Look through the records and report how many lines include the word "JSON", with no other words.

----- Data

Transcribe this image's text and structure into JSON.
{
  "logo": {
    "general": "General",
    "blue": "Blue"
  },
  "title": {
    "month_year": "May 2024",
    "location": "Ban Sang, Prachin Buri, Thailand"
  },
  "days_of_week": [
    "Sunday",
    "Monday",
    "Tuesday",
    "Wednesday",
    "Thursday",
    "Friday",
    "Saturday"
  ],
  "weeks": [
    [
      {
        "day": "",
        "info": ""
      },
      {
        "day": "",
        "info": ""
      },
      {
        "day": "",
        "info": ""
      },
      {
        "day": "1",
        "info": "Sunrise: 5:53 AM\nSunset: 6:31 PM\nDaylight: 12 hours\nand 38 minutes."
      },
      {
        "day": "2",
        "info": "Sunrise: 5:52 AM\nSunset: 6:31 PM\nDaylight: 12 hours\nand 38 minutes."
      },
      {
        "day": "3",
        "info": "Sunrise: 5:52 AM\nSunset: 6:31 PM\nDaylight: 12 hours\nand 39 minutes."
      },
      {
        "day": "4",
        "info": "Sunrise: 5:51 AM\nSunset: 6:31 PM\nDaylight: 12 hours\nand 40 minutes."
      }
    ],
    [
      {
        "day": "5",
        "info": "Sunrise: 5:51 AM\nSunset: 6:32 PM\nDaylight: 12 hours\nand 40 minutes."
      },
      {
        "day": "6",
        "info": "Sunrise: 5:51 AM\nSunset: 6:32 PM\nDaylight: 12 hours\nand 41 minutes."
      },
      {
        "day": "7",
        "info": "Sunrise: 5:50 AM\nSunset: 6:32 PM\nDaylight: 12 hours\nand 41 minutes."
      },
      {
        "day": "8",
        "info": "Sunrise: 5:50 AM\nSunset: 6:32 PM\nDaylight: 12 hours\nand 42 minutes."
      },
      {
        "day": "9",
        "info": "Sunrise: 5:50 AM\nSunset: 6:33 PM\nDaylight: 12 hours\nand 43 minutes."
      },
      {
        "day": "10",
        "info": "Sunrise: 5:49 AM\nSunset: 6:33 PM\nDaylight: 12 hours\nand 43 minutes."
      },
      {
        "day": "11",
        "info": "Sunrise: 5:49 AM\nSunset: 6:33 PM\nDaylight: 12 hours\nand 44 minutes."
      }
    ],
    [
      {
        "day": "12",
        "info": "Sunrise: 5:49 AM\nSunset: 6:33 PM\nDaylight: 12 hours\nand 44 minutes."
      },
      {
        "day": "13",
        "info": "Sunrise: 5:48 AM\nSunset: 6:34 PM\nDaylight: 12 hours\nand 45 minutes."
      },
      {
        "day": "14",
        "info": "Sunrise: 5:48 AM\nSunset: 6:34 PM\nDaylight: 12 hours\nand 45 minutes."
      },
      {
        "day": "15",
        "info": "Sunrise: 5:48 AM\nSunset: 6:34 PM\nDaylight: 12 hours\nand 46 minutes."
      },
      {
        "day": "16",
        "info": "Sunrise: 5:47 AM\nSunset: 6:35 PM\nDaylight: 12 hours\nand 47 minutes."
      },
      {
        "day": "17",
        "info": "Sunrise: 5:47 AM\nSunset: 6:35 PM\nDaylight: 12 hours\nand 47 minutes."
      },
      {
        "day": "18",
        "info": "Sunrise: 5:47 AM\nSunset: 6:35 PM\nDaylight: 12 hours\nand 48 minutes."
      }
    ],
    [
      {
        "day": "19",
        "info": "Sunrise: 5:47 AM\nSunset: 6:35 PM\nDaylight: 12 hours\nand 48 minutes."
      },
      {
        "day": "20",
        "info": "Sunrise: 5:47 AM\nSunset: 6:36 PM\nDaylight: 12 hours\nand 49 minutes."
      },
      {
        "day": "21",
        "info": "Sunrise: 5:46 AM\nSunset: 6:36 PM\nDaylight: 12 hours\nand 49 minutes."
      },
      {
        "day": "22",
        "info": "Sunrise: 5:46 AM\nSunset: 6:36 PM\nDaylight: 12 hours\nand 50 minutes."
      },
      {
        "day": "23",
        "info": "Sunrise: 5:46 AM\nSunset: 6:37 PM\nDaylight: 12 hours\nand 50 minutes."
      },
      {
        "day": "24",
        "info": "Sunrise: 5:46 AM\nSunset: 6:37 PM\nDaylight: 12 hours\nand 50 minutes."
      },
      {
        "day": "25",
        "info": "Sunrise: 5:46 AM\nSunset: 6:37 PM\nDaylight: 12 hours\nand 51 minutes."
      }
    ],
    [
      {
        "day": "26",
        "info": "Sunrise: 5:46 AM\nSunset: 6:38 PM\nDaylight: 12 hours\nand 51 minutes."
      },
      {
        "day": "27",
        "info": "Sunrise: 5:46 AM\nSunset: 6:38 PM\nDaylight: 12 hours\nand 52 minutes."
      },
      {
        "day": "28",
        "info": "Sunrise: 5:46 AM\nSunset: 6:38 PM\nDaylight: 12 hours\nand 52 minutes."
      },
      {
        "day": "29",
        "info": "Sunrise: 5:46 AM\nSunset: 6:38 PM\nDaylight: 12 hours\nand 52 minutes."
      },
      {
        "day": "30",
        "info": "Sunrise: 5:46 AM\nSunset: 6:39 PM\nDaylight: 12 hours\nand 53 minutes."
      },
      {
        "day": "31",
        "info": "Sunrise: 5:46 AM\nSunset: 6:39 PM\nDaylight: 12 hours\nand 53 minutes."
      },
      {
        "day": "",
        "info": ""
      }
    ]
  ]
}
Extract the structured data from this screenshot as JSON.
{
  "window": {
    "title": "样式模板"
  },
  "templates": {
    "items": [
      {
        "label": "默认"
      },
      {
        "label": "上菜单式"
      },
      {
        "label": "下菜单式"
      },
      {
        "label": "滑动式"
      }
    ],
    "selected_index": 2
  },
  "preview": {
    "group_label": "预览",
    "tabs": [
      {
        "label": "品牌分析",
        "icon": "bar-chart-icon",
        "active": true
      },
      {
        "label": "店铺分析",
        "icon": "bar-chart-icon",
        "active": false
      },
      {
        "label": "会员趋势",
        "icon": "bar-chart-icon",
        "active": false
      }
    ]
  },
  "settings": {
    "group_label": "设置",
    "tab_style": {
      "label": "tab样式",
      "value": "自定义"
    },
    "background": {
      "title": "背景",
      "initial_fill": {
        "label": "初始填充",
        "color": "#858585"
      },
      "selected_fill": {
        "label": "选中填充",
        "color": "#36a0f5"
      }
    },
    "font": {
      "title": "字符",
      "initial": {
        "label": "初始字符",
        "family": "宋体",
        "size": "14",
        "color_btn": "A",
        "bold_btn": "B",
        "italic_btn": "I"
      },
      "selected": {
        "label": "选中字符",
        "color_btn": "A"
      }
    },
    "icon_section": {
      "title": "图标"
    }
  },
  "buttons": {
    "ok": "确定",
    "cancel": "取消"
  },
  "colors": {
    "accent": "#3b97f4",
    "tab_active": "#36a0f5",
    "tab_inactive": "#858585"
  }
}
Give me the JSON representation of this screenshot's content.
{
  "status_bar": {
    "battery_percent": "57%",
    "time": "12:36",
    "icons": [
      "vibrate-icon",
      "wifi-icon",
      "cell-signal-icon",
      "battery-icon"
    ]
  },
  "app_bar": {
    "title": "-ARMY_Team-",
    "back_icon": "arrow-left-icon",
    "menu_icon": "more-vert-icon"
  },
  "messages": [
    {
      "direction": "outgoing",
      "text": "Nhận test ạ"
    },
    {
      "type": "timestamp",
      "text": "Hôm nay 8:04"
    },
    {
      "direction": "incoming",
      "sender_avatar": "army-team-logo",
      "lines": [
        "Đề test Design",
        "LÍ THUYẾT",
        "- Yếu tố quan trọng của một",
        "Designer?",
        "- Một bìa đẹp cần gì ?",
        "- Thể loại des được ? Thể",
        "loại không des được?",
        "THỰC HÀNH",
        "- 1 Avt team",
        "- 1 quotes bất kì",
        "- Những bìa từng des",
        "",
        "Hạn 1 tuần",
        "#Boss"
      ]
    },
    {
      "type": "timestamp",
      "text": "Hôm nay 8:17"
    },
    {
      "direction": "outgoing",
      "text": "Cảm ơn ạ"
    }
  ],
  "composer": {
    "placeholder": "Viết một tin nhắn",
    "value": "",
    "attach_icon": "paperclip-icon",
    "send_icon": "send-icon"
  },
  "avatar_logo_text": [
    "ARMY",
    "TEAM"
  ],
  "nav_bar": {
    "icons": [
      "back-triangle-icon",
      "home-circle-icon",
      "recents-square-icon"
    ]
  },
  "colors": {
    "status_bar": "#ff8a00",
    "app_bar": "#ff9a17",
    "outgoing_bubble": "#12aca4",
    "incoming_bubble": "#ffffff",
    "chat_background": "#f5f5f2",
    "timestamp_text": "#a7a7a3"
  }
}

----------

## The response
3